◆ SHORT EXERCISE ◆
Your task is to locate every line holding the string "个百分点" and to copy each of them.

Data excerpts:
[Begin]

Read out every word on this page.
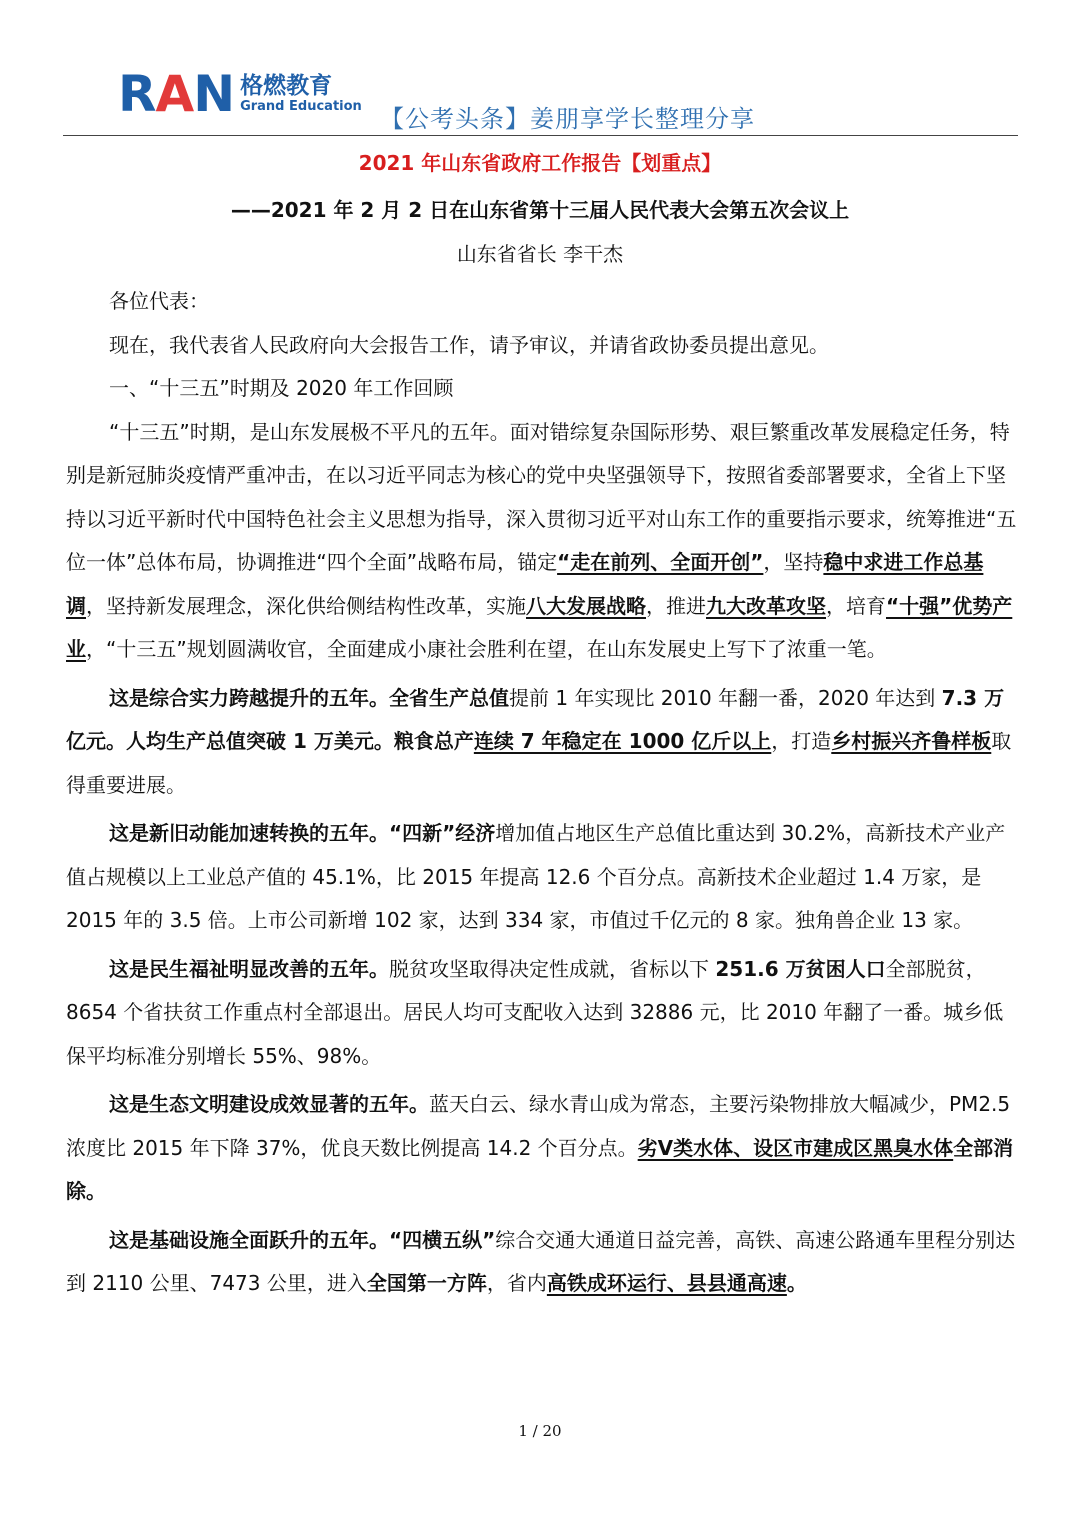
RAN 格燃教育
Grand Education 【公考头条】姜朋享学长整理分享
2021 年山东省政府工作报告【划重点】
——2021 年 2 月 2 日在山东省第十三届人民代表大会第五次会议上
山东省省长 李干杰

各位代表：

现在，我代表省人民政府向大会报告工作，请予审议，并请省政协委员提出意见。

一、“十三五”时期及 2020 年工作回顾

“十三五”时期，是山东发展极不平凡的五年。面对错综复杂国际形势、艰巨繁重改革发展稳定任务，特别是新冠肺炎疫情严重冲击，在以习近平同志为核心的党中央坚强领导下，按照省委部署要求，全省上下坚持以习近平新时代中国特色社会主义思想为指导，深入贯彻习近平对山东工作的重要指示要求，统筹推进“五位一体”总体布局，协调推进“四个全面”战略布局，锚定“走在前列、全面开创”，坚持稳中求进工作总基调，坚持新发展理念，深化供给侧结构性改革，实施八大发展战略，推进九大改革攻坚，培育“十强”优势产业，“十三五”规划圆满收官，全面建成小康社会胜利在望，在山东发展史上写下了浓重一笔。

这是综合实力跨越提升的五年。全省生产总值提前 1 年实现比 2010 年翻一番，2020 年达到 7.3 万亿元。人均生产总值突破 1 万美元。粮食总产连续 7 年稳定在 1000 亿斤以上，打造乡村振兴齐鲁样板取得重要进展。

这是新旧动能加速转换的五年。“四新”经济增加值占地区生产总值比重达到 30.2%，高新技术产业产值占规模以上工业总产值的 45.1%，比 2015 年提高 12.6 个百分点。高新技术企业超过 1.4 万家，是 2015 年的 3.5 倍。上市公司新增 102 家，达到 334 家，市值过千亿元的 8 家。独角兽企业 13 家。

这是民生福祉明显改善的五年。脱贫攻坚取得决定性成就，省标以下 251.6 万贫困人口全部脱贫，8654 个省扶贫工作重点村全部退出。居民人均可支配收入达到 32886 元，比 2010 年翻了一番。城乡低保平均标准分别增长 55%、98%。

这是生态文明建设成效显著的五年。蓝天白云、绿水青山成为常态，主要污染物排放大幅减少，PM2.5 浓度比 2015 年下降 37%，优良天数比例提高 14.2 个百分点。劣Ⅴ类水体、设区市建成区黑臭水体全部消除。

这是基础设施全面跃升的五年。“四横五纵”综合交通大通道日益完善，高铁、高速公路通车里程分别达到 2110 公里、7473 公里，进入全国第一方阵，省内高铁成环运行、县县通高速。

1 / 20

[End]

◆ ANSWER ◆
这是新旧动能加速转换的五年。“四新”经济增加值占地区生产总值比重达到 30.2%，高新技术产业产值占规模以上工业总产值的 45.1%，比 2015 年提高 12.6 个百分点。高新技术企业超过 1.4 万家，是 2015 年的 3.5 倍。上市公司新增 102 家，达到 334 家，市值过千亿元的 8 家。独角兽企业 13 家。
这是生态文明建设成效显著的五年。蓝天白云、绿水青山成为常态，主要污染物排放大幅减少，PM2.5 浓度比 2015 年下降 37%，优良天数比例提高 14.2 个百分点。劣Ⅴ类水体、设区市建成区黑臭水体全部消除。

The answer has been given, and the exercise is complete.